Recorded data
--- Start ---

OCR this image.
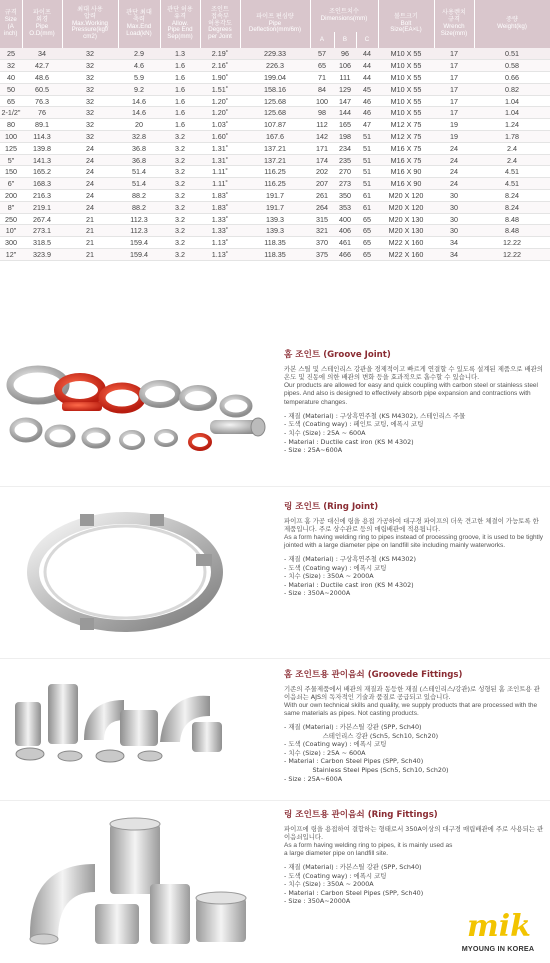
규격
Size
(A
inch)	파이프
외경
Pipe
O.D(mm)	최대 사용
압력
Max.Working
Pressure(kgf/
cm2)	관단 최대
축력
Max.End
Load(kN)	관단 허용
유격
Allow.
Pipe End
Sep(mm)	조인트
접속부
허용각도
Degrees
per Joint	파이프 편심량
Pipe
Deflection(mm/6m)	조인트치수
Dimensions(mm)			볼트크기
Bolt
Size(EA×L)	사용렌치
규격
Wrench
Size(mm)	중량
Weight(kg)
							A	B	C			
25	34	32	2.9	1.3	2.19˚	229.33	57	96	44	M10 X 55	17	0.51
32	42.7	32	4.6	1.6	2.16˚	226.3	65	106	44	M10 X 55	17	0.58
40	48.6	32	5.9	1.6	1.90˚	199.04	71	111	44	M10 X 55	17	0.66
50	60.5	32	9.2	1.6	1.51˚	158.16	84	129	45	M10 X 55	17	0.82
65	76.3	32	14.6	1.6	1.20˚	125.68	100	147	46	M10 X 55	17	1.04
2-1/2"	76	32	14.6	1.6	1.20˚	125.68	98	144	46	M10 X 55	17	1.04
80	89.1	32	20	1.6	1.03˚	107.87	112	165	47	M12 X 75	19	1.24
100	114.3	32	32.8	3.2	1.60˚	167.6	142	198	51	M12 X 75	19	1.78
125	139.8	24	36.8	3.2	1.31˚	137.21	171	234	51	M16 X 75	24	2.4
5"	141.3	24	36.8	3.2	1.31˚	137.21	174	235	51	M16 X 75	24	2.4
150	165.2	24	51.4	3.2	1.11˚	116.25	202	270	51	M16 X 90	24	4.51
6"	168.3	24	51.4	3.2	1.11˚	116.25	207	273	51	M16 X 90	24	4.51
200	216.3	24	88.2	3.2	1.83˚	191.7	261	350	61	M20 X 120	30	8.24
8"	219.1	24	88.2	3.2	1.83˚	191.7	264	353	61	M20 X 120	30	8.24
250	267.4	21	112.3	3.2	1.33˚	139.3	315	400	65	M20 X 130	30	8.48
10"	273.1	21	112.3	3.2	1.33˚	139.3	321	406	65	M20 X 130	30	8.48
300	318.5	21	159.4	3.2	1.13˚	118.35	370	461	65	M22 X 160	34	12.22
12"	323.9	21	159.4	3.2	1.13˚	118.35	375	466	65	M22 X 160	34	12.22
홈 조인트 (Groove Joint)
카본 스틸 및 스테인리스 강관을 경제적이고 빠르게 연결할 수 있도록 설계된 제품으로 배관의 온도 및 진동에 의한 배관의 변화 등을 효과적으로 흡수할 수 있습니다.
Our products are allowed for easy and quick coupling with carbon steel or stainless steel pipes. And also is designed to effectively absorb pipe expansion and contractions with temperature changes.
- 재질 (Material) : 구상흑연주철 (KS M4302), 스테인리스 주물
- 도색 (Coating way) : 페인트 코팅, 에폭시 코팅
- 치수 (Size) : 25A ~ 600A
- Material : Ductile cast iron (KS M 4302)
- Size : 25A~600A
링 조인트 (Ring Joint)
파이프 홈 가공 대신에 링을 용접 가공하여 대구경 파이프의 더욱 견고한 체결이 가능토록 한 제품입니다. 주로 상수관로 등의 매립배관에 적용됩니다.
As a form having welding ring to pipes instead of processing groove, it is used to be tightly jointed with a large diameter pipe on landfill site including mainly waterworks.
- 재질 (Material) : 구상흑연주철 (KS M4302)
- 도색 (Coating way) : 에폭시 코팅
- 치수 (Size) : 350A ~ 2000A
- Material : Ductile cast iron (KS M 4302)
- Size : 350A~2000A
홈 조인트용 관이음쇠 (Groovede Fittings)
기존의 주물제품에서 배관의 재질과 동등한 재질 (스테인리스/강관)로 성형된 홈 조인트용 관이음쇠는 AJS의 독자적인 기술과 품질로 공급되고 있습니다.
With our own technical skills and quality, we supply products that are processed with the same materials as pipes. Not casting products.
- 재질 (Material) : 카본스틸 강관 (SPP, Sch40)
스테인리스 강관 (Sch5, Sch10, Sch20)
- 도색 (Coating way) : 에폭시 코팅
- 치수 (Size) : 25A ~ 600A
- Material : Carbon Steel Pipes (SPP, Sch40)
Stainless Steel Pipes (Sch5, Sch10, Sch20)
- Size : 25A~600A
링 조인트용 관이음쇠 (Ring Fittings)
파이프에 링을 용접하여 결합하는 형태로서 350A이상의 대구경 매립배관에 주로 사용되는 관이음쇠입니다.
As a form having welding ring to pipes, it is mainly used as a large diameter pipe on landfill site.
- 재질 (Material) : 카본스틸 강관 (SPP, Sch40)
- 도색 (Coating way) : 에폭시 코팅
- 치수 (Size) : 350A ~ 2000A
- Material : Carbon Steel Pipes (SPP, Sch40)
- Size : 350A~2000A
mik
MYOUNG IN KOREA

--- End ---

## Challenge
List the lines of the material in which the word "mainly" occurs.

## Complete output
As a form having welding ring to pipes instead of processing groove, it is used to be tightly jointed with a large diameter pipe on landfill site including mainly waterworks.
As a form having welding ring to pipes, it is mainly used as a large diameter pipe on landfill site.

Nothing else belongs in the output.